## EXERCISE REQUIREMENTS
Type out the data exactly as given. Skip any image.

Figure contents as structured data:
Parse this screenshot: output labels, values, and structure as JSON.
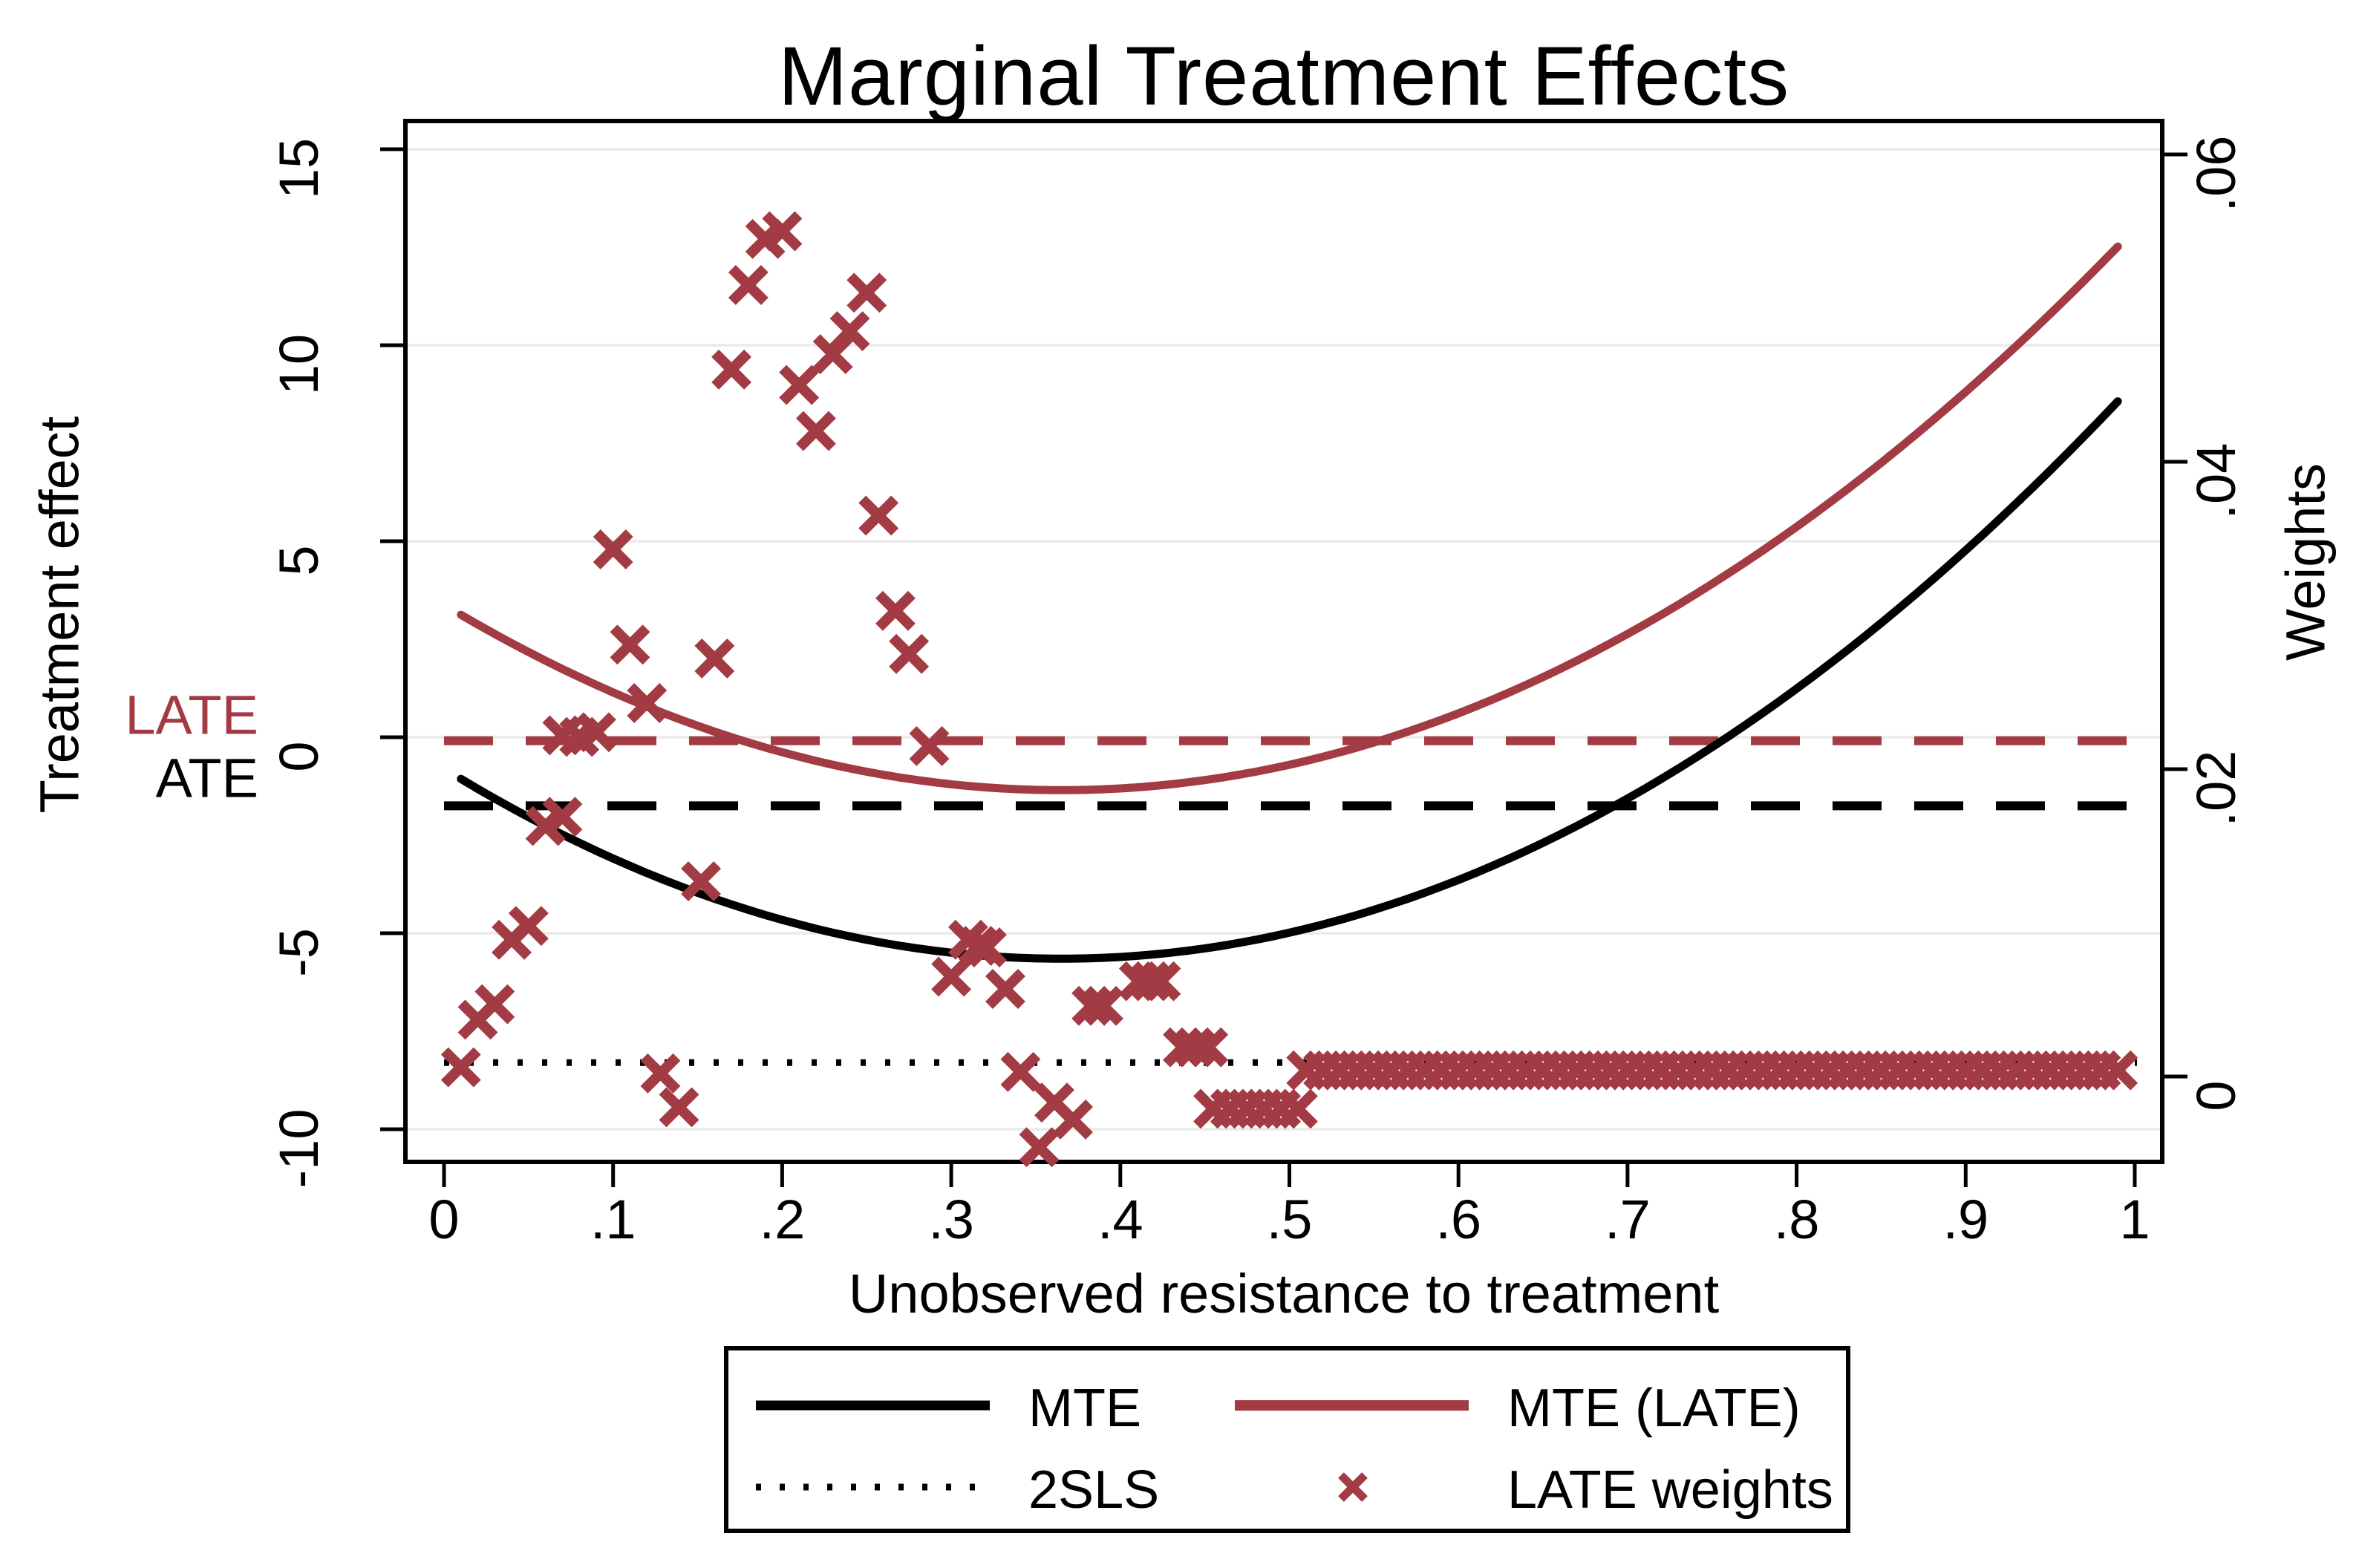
{
  "chart_data": {
    "type": "line+scatter",
    "title": "Marginal Treatment Effects",
    "xlabel": "Unobserved resistance to treatment",
    "ylabel_left": "Treatment effect",
    "ylabel_right": "Weights",
    "grid": "horizontal",
    "x_ticks": {
      "labels": [
        "0",
        ".1",
        ".2",
        ".3",
        ".4",
        ".5",
        ".6",
        ".7",
        ".8",
        ".9",
        "1"
      ],
      "values": [
        0,
        0.1,
        0.2,
        0.3,
        0.4,
        0.5,
        0.6,
        0.7,
        0.8,
        0.9,
        1
      ]
    },
    "y_left_ticks": {
      "labels": [
        "15",
        "10",
        "5",
        "0",
        "-5",
        "-10"
      ],
      "values": [
        15,
        10,
        5,
        0,
        -5,
        -10
      ]
    },
    "y_right_ticks": {
      "labels": [
        ".06",
        ".04",
        ".02",
        "0"
      ],
      "values": [
        0.06,
        0.04,
        0.02,
        0
      ]
    },
    "x_range": [
      -0.023,
      1.016
    ],
    "y_left_range": [
      -10.83,
      15.72
    ],
    "y_right_range": [
      -0.0056,
      0.0622
    ],
    "colors": {
      "mte": "#000000",
      "late_red": "#A33B44",
      "gridline": "#ECECEC",
      "frame": "#000000"
    },
    "annotations": {
      "late_label": "LATE",
      "ate_label": "ATE"
    },
    "reference_lines": [
      {
        "name": "LATE",
        "value": -0.09,
        "axis": "left",
        "style": "dashed",
        "color": "#A33B44"
      },
      {
        "name": "ATE",
        "value": -1.75,
        "axis": "left",
        "style": "dashed",
        "color": "#000000"
      },
      {
        "name": "2SLS",
        "value": -8.3,
        "axis": "left",
        "style": "dotted",
        "color": "#000000"
      }
    ],
    "curves": [
      {
        "name": "MTE",
        "axis": "left",
        "color": "#000000",
        "style": "solid",
        "quadratic": {
          "a": 36.4,
          "h": 0.365,
          "k": -5.65
        },
        "u_min": 0.01,
        "u_max": 0.99,
        "readings": {
          "left_end": -1.1,
          "minimum": -5.7,
          "right_end": 8.5
        }
      },
      {
        "name": "MTE (LATE)",
        "axis": "left",
        "color": "#A33B44",
        "style": "solid",
        "quadratic": {
          "a": 35.5,
          "h": 0.365,
          "k": -1.35
        },
        "u_min": 0.01,
        "u_max": 0.99,
        "readings": {
          "left_end": 3.0,
          "minimum": -1.35,
          "right_end": 12.5
        }
      }
    ],
    "late_weights": {
      "name": "LATE weights",
      "axis": "right",
      "marker": "x",
      "color": "#A33B44",
      "points": [
        [
          0.01,
          0.0006
        ],
        [
          0.02,
          0.0037
        ],
        [
          0.03,
          0.0047
        ],
        [
          0.04,
          0.0089
        ],
        [
          0.05,
          0.0098
        ],
        [
          0.06,
          0.0163
        ],
        [
          0.07,
          0.0169
        ],
        [
          0.07,
          0.0222
        ],
        [
          0.08,
          0.0221
        ],
        [
          0.09,
          0.0224
        ],
        [
          0.1,
          0.0343
        ],
        [
          0.11,
          0.0281
        ],
        [
          0.12,
          0.0243
        ],
        [
          0.128,
          0.0002
        ],
        [
          0.139,
          -0.002
        ],
        [
          0.152,
          0.0127
        ],
        [
          0.16,
          0.0272
        ],
        [
          0.17,
          0.046
        ],
        [
          0.18,
          0.0515
        ],
        [
          0.19,
          0.0545
        ],
        [
          0.2,
          0.055
        ],
        [
          0.21,
          0.045
        ],
        [
          0.22,
          0.042
        ],
        [
          0.23,
          0.047
        ],
        [
          0.24,
          0.0485
        ],
        [
          0.25,
          0.051
        ],
        [
          0.257,
          0.0365
        ],
        [
          0.267,
          0.0303
        ],
        [
          0.275,
          0.0275
        ],
        [
          0.287,
          0.0215
        ],
        [
          0.3,
          0.0065
        ],
        [
          0.31,
          0.0089
        ],
        [
          0.316,
          0.0085
        ],
        [
          0.321,
          0.0084
        ],
        [
          0.332,
          0.0057
        ],
        [
          0.341,
          0.0003
        ],
        [
          0.352,
          -0.0046
        ],
        [
          0.361,
          -0.0017
        ],
        [
          0.372,
          -0.0028
        ],
        [
          0.383,
          0.0046
        ],
        [
          0.39,
          0.0046
        ],
        [
          0.411,
          0.0062
        ],
        [
          0.418,
          0.0062
        ],
        [
          0.424,
          0.0062
        ],
        [
          0.437,
          0.0019
        ],
        [
          0.444,
          0.0019
        ],
        [
          0.452,
          0.0019
        ],
        [
          0.455,
          -0.0021
        ],
        [
          0.465,
          -0.0021
        ],
        [
          0.475,
          -0.0021
        ],
        [
          0.485,
          -0.0021
        ],
        [
          0.495,
          -0.0021
        ],
        [
          0.505,
          -0.0021
        ],
        [
          0.51,
          0.0004
        ],
        [
          0.52,
          0.0004
        ],
        [
          0.53,
          0.0004
        ],
        [
          0.54,
          0.0004
        ],
        [
          0.55,
          0.0004
        ],
        [
          0.56,
          0.0004
        ],
        [
          0.57,
          0.0004
        ],
        [
          0.58,
          0.0004
        ],
        [
          0.59,
          0.0004
        ],
        [
          0.6,
          0.0004
        ],
        [
          0.61,
          0.0004
        ],
        [
          0.62,
          0.0004
        ],
        [
          0.63,
          0.0004
        ],
        [
          0.64,
          0.0004
        ],
        [
          0.65,
          0.0004
        ],
        [
          0.66,
          0.0004
        ],
        [
          0.67,
          0.0004
        ],
        [
          0.68,
          0.0004
        ],
        [
          0.69,
          0.0004
        ],
        [
          0.7,
          0.0004
        ],
        [
          0.71,
          0.0004
        ],
        [
          0.72,
          0.0004
        ],
        [
          0.73,
          0.0004
        ],
        [
          0.74,
          0.0004
        ],
        [
          0.75,
          0.0004
        ],
        [
          0.76,
          0.0004
        ],
        [
          0.77,
          0.0004
        ],
        [
          0.78,
          0.0004
        ],
        [
          0.79,
          0.0004
        ],
        [
          0.8,
          0.0004
        ],
        [
          0.81,
          0.0004
        ],
        [
          0.82,
          0.0004
        ],
        [
          0.83,
          0.0004
        ],
        [
          0.84,
          0.0004
        ],
        [
          0.85,
          0.0004
        ],
        [
          0.86,
          0.0004
        ],
        [
          0.87,
          0.0004
        ],
        [
          0.88,
          0.0004
        ],
        [
          0.89,
          0.0004
        ],
        [
          0.9,
          0.0004
        ],
        [
          0.91,
          0.0004
        ],
        [
          0.92,
          0.0004
        ],
        [
          0.93,
          0.0004
        ],
        [
          0.94,
          0.0004
        ],
        [
          0.95,
          0.0004
        ],
        [
          0.96,
          0.0004
        ],
        [
          0.97,
          0.0004
        ],
        [
          0.98,
          0.0004
        ],
        [
          0.99,
          0.0004
        ]
      ]
    }
  },
  "legend": {
    "items": [
      {
        "label": "MTE",
        "sample": "solid-black-line"
      },
      {
        "label": "MTE (LATE)",
        "sample": "solid-red-line"
      },
      {
        "label": "2SLS",
        "sample": "dotted-black-line"
      },
      {
        "label": "LATE weights",
        "sample": "red-x-marker"
      }
    ]
  }
}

## RIGHT ANSWER
Parse this screenshot: output labels, values, and structure as JSON.
{
  "chart_data": {
    "type": "line+scatter",
    "title": "Marginal Treatment Effects",
    "xlabel": "Unobserved resistance to treatment",
    "ylabel_left": "Treatment effect",
    "ylabel_right": "Weights",
    "grid": "horizontal",
    "x_ticks": {
      "labels": [
        "0",
        ".1",
        ".2",
        ".3",
        ".4",
        ".5",
        ".6",
        ".7",
        ".8",
        ".9",
        "1"
      ],
      "values": [
        0,
        0.1,
        0.2,
        0.3,
        0.4,
        0.5,
        0.6,
        0.7,
        0.8,
        0.9,
        1
      ]
    },
    "y_left_ticks": {
      "labels": [
        "15",
        "10",
        "5",
        "0",
        "-5",
        "-10"
      ],
      "values": [
        15,
        10,
        5,
        0,
        -5,
        -10
      ]
    },
    "y_right_ticks": {
      "labels": [
        ".06",
        ".04",
        ".02",
        "0"
      ],
      "values": [
        0.06,
        0.04,
        0.02,
        0
      ]
    },
    "x_range": [
      -0.023,
      1.016
    ],
    "y_left_range": [
      -10.83,
      15.72
    ],
    "y_right_range": [
      -0.0056,
      0.0622
    ],
    "colors": {
      "mte": "#000000",
      "late_red": "#A33B44",
      "gridline": "#ECECEC",
      "frame": "#000000"
    },
    "annotations": {
      "late_label": "LATE",
      "ate_label": "ATE"
    },
    "reference_lines": [
      {
        "name": "LATE",
        "value": -0.09,
        "axis": "left",
        "style": "dashed",
        "color": "#A33B44"
      },
      {
        "name": "ATE",
        "value": -1.75,
        "axis": "left",
        "style": "dashed",
        "color": "#000000"
      },
      {
        "name": "2SLS",
        "value": -8.3,
        "axis": "left",
        "style": "dotted",
        "color": "#000000"
      }
    ],
    "curves": [
      {
        "name": "MTE",
        "axis": "left",
        "color": "#000000",
        "style": "solid",
        "quadratic": {
          "a": 36.4,
          "h": 0.365,
          "k": -5.65
        },
        "u_min": 0.01,
        "u_max": 0.99,
        "readings": {
          "left_end": -1.1,
          "minimum": -5.7,
          "right_end": 8.5
        }
      },
      {
        "name": "MTE (LATE)",
        "axis": "left",
        "color": "#A33B44",
        "style": "solid",
        "quadratic": {
          "a": 35.5,
          "h": 0.365,
          "k": -1.35
        },
        "u_min": 0.01,
        "u_max": 0.99,
        "readings": {
          "left_end": 3.0,
          "minimum": -1.35,
          "right_end": 12.5
        }
      }
    ],
    "late_weights": {
      "name": "LATE weights",
      "axis": "right",
      "marker": "x",
      "color": "#A33B44",
      "points": [
        [
          0.01,
          0.0006
        ],
        [
          0.02,
          0.0037
        ],
        [
          0.03,
          0.0047
        ],
        [
          0.04,
          0.0089
        ],
        [
          0.05,
          0.0098
        ],
        [
          0.06,
          0.0163
        ],
        [
          0.07,
          0.0169
        ],
        [
          0.07,
          0.0222
        ],
        [
          0.08,
          0.0221
        ],
        [
          0.09,
          0.0224
        ],
        [
          0.1,
          0.0343
        ],
        [
          0.11,
          0.0281
        ],
        [
          0.12,
          0.0243
        ],
        [
          0.128,
          0.0002
        ],
        [
          0.139,
          -0.002
        ],
        [
          0.152,
          0.0127
        ],
        [
          0.16,
          0.0272
        ],
        [
          0.17,
          0.046
        ],
        [
          0.18,
          0.0515
        ],
        [
          0.19,
          0.0545
        ],
        [
          0.2,
          0.055
        ],
        [
          0.21,
          0.045
        ],
        [
          0.22,
          0.042
        ],
        [
          0.23,
          0.047
        ],
        [
          0.24,
          0.0485
        ],
        [
          0.25,
          0.051
        ],
        [
          0.257,
          0.0365
        ],
        [
          0.267,
          0.0303
        ],
        [
          0.275,
          0.0275
        ],
        [
          0.287,
          0.0215
        ],
        [
          0.3,
          0.0065
        ],
        [
          0.31,
          0.0089
        ],
        [
          0.316,
          0.0085
        ],
        [
          0.321,
          0.0084
        ],
        [
          0.332,
          0.0057
        ],
        [
          0.341,
          0.0003
        ],
        [
          0.352,
          -0.0046
        ],
        [
          0.361,
          -0.0017
        ],
        [
          0.372,
          -0.0028
        ],
        [
          0.383,
          0.0046
        ],
        [
          0.39,
          0.0046
        ],
        [
          0.411,
          0.0062
        ],
        [
          0.418,
          0.0062
        ],
        [
          0.424,
          0.0062
        ],
        [
          0.437,
          0.0019
        ],
        [
          0.444,
          0.0019
        ],
        [
          0.452,
          0.0019
        ],
        [
          0.455,
          -0.0021
        ],
        [
          0.465,
          -0.0021
        ],
        [
          0.475,
          -0.0021
        ],
        [
          0.485,
          -0.0021
        ],
        [
          0.495,
          -0.0021
        ],
        [
          0.505,
          -0.0021
        ],
        [
          0.51,
          0.0004
        ],
        [
          0.52,
          0.0004
        ],
        [
          0.53,
          0.0004
        ],
        [
          0.54,
          0.0004
        ],
        [
          0.55,
          0.0004
        ],
        [
          0.56,
          0.0004
        ],
        [
          0.57,
          0.0004
        ],
        [
          0.58,
          0.0004
        ],
        [
          0.59,
          0.0004
        ],
        [
          0.6,
          0.0004
        ],
        [
          0.61,
          0.0004
        ],
        [
          0.62,
          0.0004
        ],
        [
          0.63,
          0.0004
        ],
        [
          0.64,
          0.0004
        ],
        [
          0.65,
          0.0004
        ],
        [
          0.66,
          0.0004
        ],
        [
          0.67,
          0.0004
        ],
        [
          0.68,
          0.0004
        ],
        [
          0.69,
          0.0004
        ],
        [
          0.7,
          0.0004
        ],
        [
          0.71,
          0.0004
        ],
        [
          0.72,
          0.0004
        ],
        [
          0.73,
          0.0004
        ],
        [
          0.74,
          0.0004
        ],
        [
          0.75,
          0.0004
        ],
        [
          0.76,
          0.0004
        ],
        [
          0.77,
          0.0004
        ],
        [
          0.78,
          0.0004
        ],
        [
          0.79,
          0.0004
        ],
        [
          0.8,
          0.0004
        ],
        [
          0.81,
          0.0004
        ],
        [
          0.82,
          0.0004
        ],
        [
          0.83,
          0.0004
        ],
        [
          0.84,
          0.0004
        ],
        [
          0.85,
          0.0004
        ],
        [
          0.86,
          0.0004
        ],
        [
          0.87,
          0.0004
        ],
        [
          0.88,
          0.0004
        ],
        [
          0.89,
          0.0004
        ],
        [
          0.9,
          0.0004
        ],
        [
          0.91,
          0.0004
        ],
        [
          0.92,
          0.0004
        ],
        [
          0.93,
          0.0004
        ],
        [
          0.94,
          0.0004
        ],
        [
          0.95,
          0.0004
        ],
        [
          0.96,
          0.0004
        ],
        [
          0.97,
          0.0004
        ],
        [
          0.98,
          0.0004
        ],
        [
          0.99,
          0.0004
        ]
      ]
    }
  },
  "legend": {
    "items": [
      {
        "label": "MTE",
        "sample": "solid-black-line"
      },
      {
        "label": "MTE (LATE)",
        "sample": "solid-red-line"
      },
      {
        "label": "2SLS",
        "sample": "dotted-black-line"
      },
      {
        "label": "LATE weights",
        "sample": "red-x-marker"
      }
    ]
  }
}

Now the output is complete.